— start of TASK DATA —

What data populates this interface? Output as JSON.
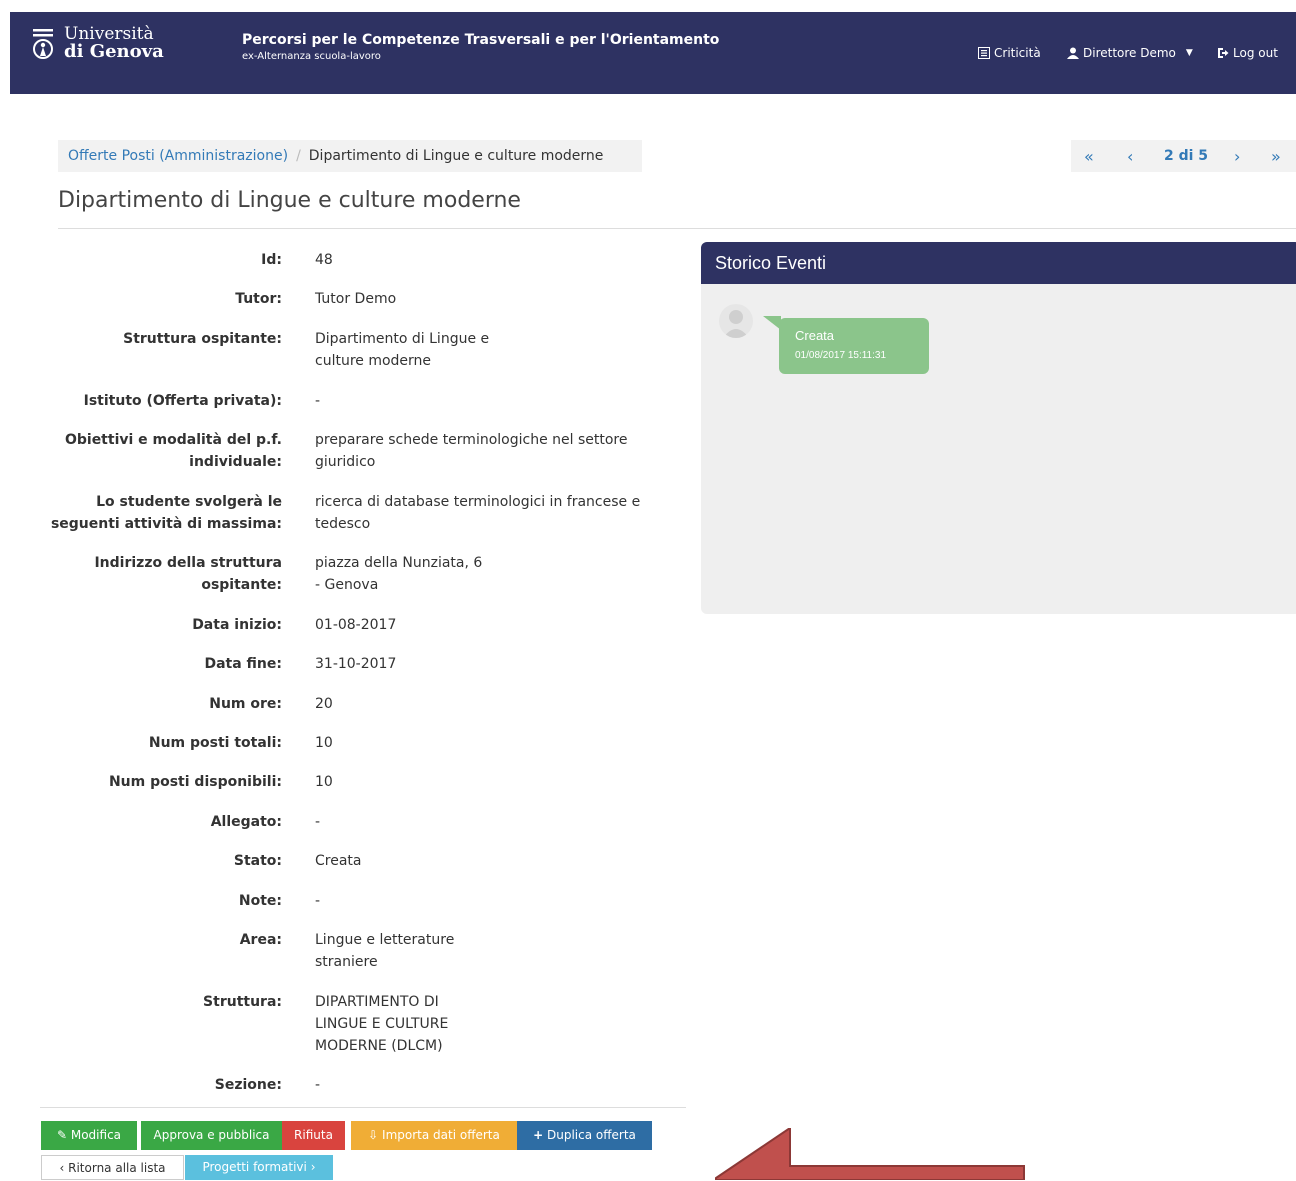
{
  "header": {
    "logo_line1": "Università",
    "logo_line2": "di Genova",
    "title": "Percorsi per le Competenze Trasversali e per l'Orientamento",
    "subtitle": "ex-Alternanza scuola-lavoro",
    "nav": {
      "criticita": "Criticità",
      "user": "Direttore Demo",
      "logout": "Log out"
    }
  },
  "breadcrumb": {
    "parent": "Offerte Posti (Amministrazione)",
    "current": "Dipartimento di Lingue e culture moderne"
  },
  "pager": {
    "first": "«",
    "prev": "‹",
    "position": "2 di 5",
    "next": "›",
    "last": "»"
  },
  "page_title": "Dipartimento di Lingue e culture moderne",
  "fields": {
    "id": {
      "label": "Id:",
      "value": "48"
    },
    "tutor": {
      "label": "Tutor:",
      "value": "Tutor Demo"
    },
    "struttura_ospitante": {
      "label": "Struttura ospitante:",
      "value": "Dipartimento di Lingue e\nculture moderne"
    },
    "istituto": {
      "label": "Istituto (Offerta privata):",
      "value": "-"
    },
    "obiettivi": {
      "label": "Obiettivi e modalità del p.f.\nindividuale:",
      "value": "preparare schede terminologiche nel settore\ngiuridico"
    },
    "attivita": {
      "label": "Lo studente svolgerà le\nseguenti attività di massima:",
      "value": "ricerca di database terminologici in francese e\ntedesco"
    },
    "indirizzo": {
      "label": "Indirizzo della struttura\nospitante:",
      "value": "piazza della Nunziata, 6\n- Genova"
    },
    "data_inizio": {
      "label": "Data inizio:",
      "value": "01-08-2017"
    },
    "data_fine": {
      "label": "Data fine:",
      "value": "31-10-2017"
    },
    "num_ore": {
      "label": "Num ore:",
      "value": "20"
    },
    "num_posti_totali": {
      "label": "Num posti totali:",
      "value": "10"
    },
    "num_posti_disponibili": {
      "label": "Num posti disponibili:",
      "value": "10"
    },
    "allegato": {
      "label": "Allegato:",
      "value": "-"
    },
    "stato": {
      "label": "Stato:",
      "value": "Creata"
    },
    "note": {
      "label": "Note:",
      "value": "-"
    },
    "area": {
      "label": "Area:",
      "value": "Lingue e letterature\nstraniere"
    },
    "struttura": {
      "label": "Struttura:",
      "value": "DIPARTIMENTO DI\nLINGUE E CULTURE\nMODERNE (DLCM)"
    },
    "sezione": {
      "label": "Sezione:",
      "value": "-"
    }
  },
  "storico": {
    "title": "Storico Eventi",
    "event_label": "Creata",
    "event_time": "01/08/2017 15:11:31"
  },
  "buttons": {
    "modifica": "Modifica",
    "approva": "Approva e pubblica",
    "rifiuta": "Rifiuta",
    "importa": "Importa dati offerta",
    "duplica": "Duplica offerta",
    "ritorna": "Ritorna alla lista",
    "progetti": "Progetti formativi"
  },
  "colors": {
    "header_bg": "#2e3262",
    "link": "#337ab7",
    "green": "#3aa845",
    "red": "#d9443e",
    "orange": "#f0ad36",
    "blue": "#2e6da4",
    "info": "#5bc0de",
    "arrow": "#c0504d"
  }
}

— end of TASK DATA —

TASK » Extract from the data every line where "della" shows up.

RESPONSE BELOW »
      "label": "Indirizzo della struttura\nospitante:",
      "value": "piazza della Nunziata, 6\n- Genova"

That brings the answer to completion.